§ EXERCISE
All of the data should be repeated exactly; pictures are not part of the copy.

[Stored items]
=-=-=

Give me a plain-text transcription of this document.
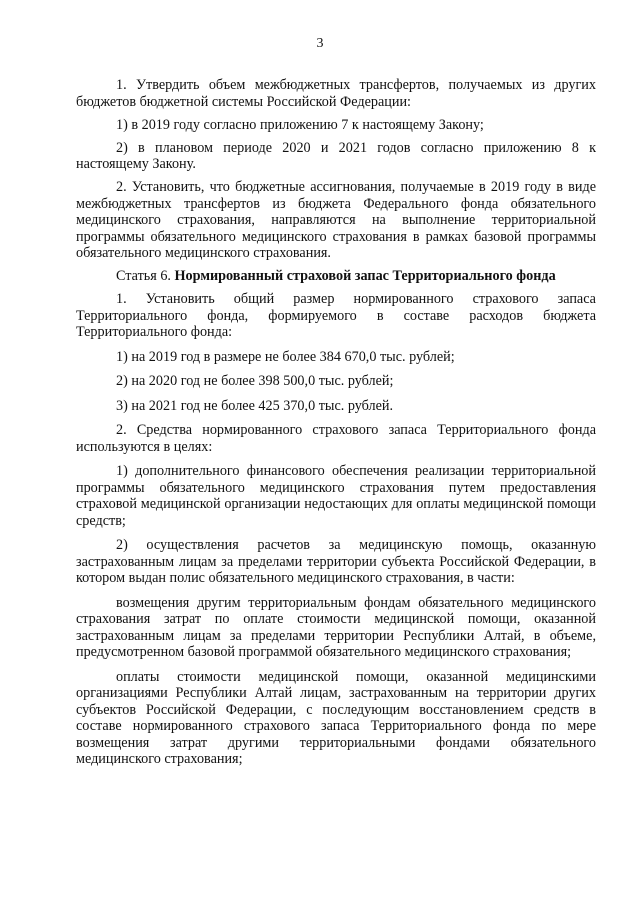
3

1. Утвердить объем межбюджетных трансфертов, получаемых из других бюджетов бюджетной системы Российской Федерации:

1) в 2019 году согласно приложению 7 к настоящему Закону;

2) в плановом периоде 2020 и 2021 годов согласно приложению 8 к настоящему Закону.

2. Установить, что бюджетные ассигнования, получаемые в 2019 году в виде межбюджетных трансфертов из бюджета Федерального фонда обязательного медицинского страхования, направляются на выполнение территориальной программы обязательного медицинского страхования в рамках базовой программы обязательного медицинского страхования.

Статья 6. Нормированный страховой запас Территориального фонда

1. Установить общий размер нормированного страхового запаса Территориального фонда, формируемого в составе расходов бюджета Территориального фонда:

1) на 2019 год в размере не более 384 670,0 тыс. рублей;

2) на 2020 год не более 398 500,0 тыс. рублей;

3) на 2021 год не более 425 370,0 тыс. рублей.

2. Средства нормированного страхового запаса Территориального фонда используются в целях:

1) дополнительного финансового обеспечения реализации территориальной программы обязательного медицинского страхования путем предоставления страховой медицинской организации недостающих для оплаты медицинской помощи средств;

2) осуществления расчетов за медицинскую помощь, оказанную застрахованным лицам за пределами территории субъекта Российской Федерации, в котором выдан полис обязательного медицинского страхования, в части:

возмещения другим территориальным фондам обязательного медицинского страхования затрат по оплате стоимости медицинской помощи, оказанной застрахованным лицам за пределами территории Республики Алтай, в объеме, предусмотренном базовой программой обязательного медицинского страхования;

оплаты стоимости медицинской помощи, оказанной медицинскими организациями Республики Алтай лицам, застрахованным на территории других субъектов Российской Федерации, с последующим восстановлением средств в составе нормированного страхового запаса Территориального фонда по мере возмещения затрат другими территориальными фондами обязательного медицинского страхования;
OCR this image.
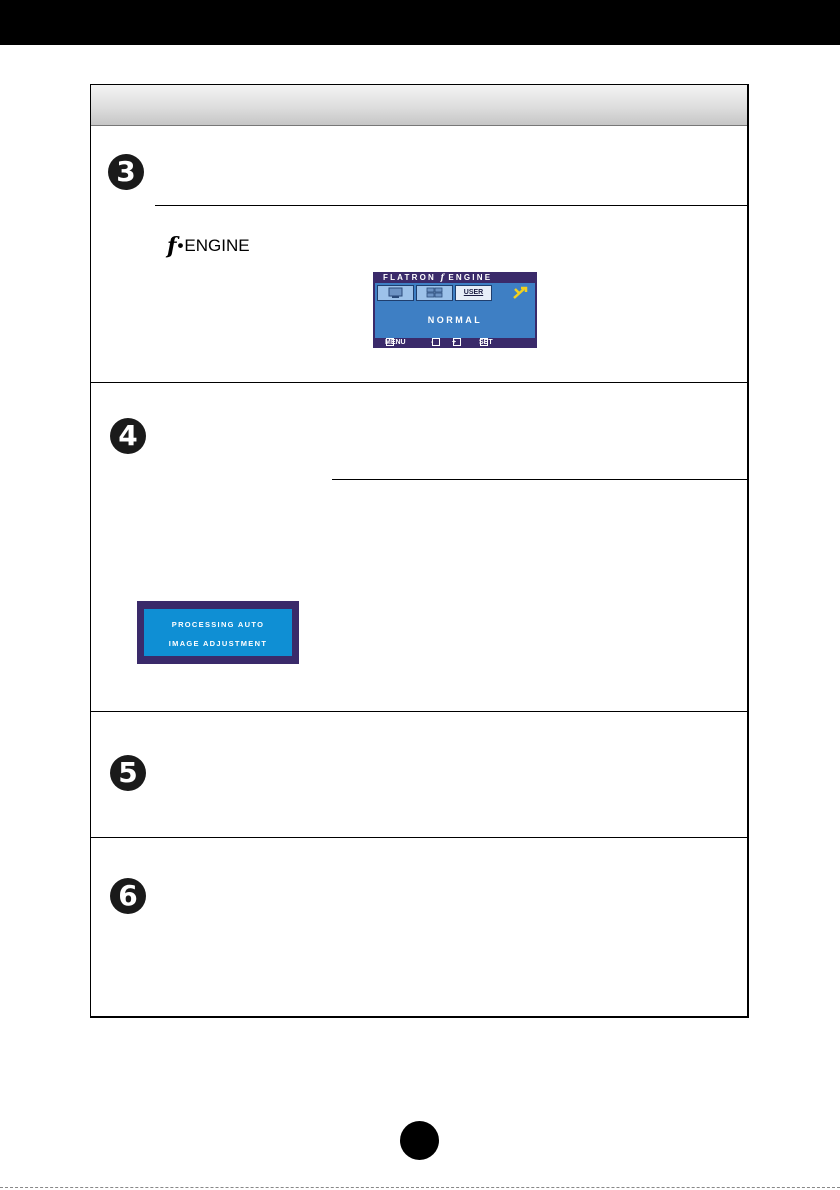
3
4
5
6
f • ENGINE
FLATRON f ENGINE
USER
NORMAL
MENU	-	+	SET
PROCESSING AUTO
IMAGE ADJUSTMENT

=-=-=

§ EXERCISE RESULT
Give me a plain-text transcription of this document.
3

1. Утвердить объем межбюджетных трансфертов, получаемых из других бюджетов бюджетной системы Российской Федерации:

1) в 2019 году согласно приложению 7 к настоящему Закону;

2) в плановом периоде 2020 и 2021 годов согласно приложению 8 к настоящему Закону.

2. Установить, что бюджетные ассигнования, получаемые в 2019 году в виде межбюджетных трансфертов из бюджета Федерального фонда обязательного медицинского страхования, направляются на выполнение территориальной программы обязательного медицинского страхования в рамках базовой программы обязательного медицинского страхования.

Статья 6. Нормированный страховой запас Территориального фонда

1. Установить общий размер нормированного страхового запаса Территориального фонда, формируемого в составе расходов бюджета Территориального фонда:

1) на 2019 год в размере не более 384 670,0 тыс. рублей;

2) на 2020 год не более 398 500,0 тыс. рублей;

3) на 2021 год не более 425 370,0 тыс. рублей.

2. Средства нормированного страхового запаса Территориального фонда используются в целях:

1) дополнительного финансового обеспечения реализации территориальной программы обязательного медицинского страхования путем предоставления страховой медицинской организации недостающих для оплаты медицинской помощи средств;

2) осуществления расчетов за медицинскую помощь, оказанную застрахованным лицам за пределами территории субъекта Российской Федерации, в котором выдан полис обязательного медицинского страхования, в части:

возмещения другим территориальным фондам обязательного медицинского страхования затрат по оплате стоимости медицинской помощи, оказанной застрахованным лицам за пределами территории Республики Алтай, в объеме, предусмотренном базовой программой обязательного медицинского страхования;

оплаты стоимости медицинской помощи, оказанной медицинскими организациями Республики Алтай лицам, застрахованным на территории других субъектов Российской Федерации, с последующим восстановлением средств в составе нормированного страхового запаса Территориального фонда по мере возмещения затрат другими территориальными фондами обязательного медицинского страхования;
OCR this image.
3
4
5
6
f • ENGINE
FLATRON f ENGINE
USER
NORMAL
MENU	-	+	SET
PROCESSING AUTO
IMAGE ADJUSTMENT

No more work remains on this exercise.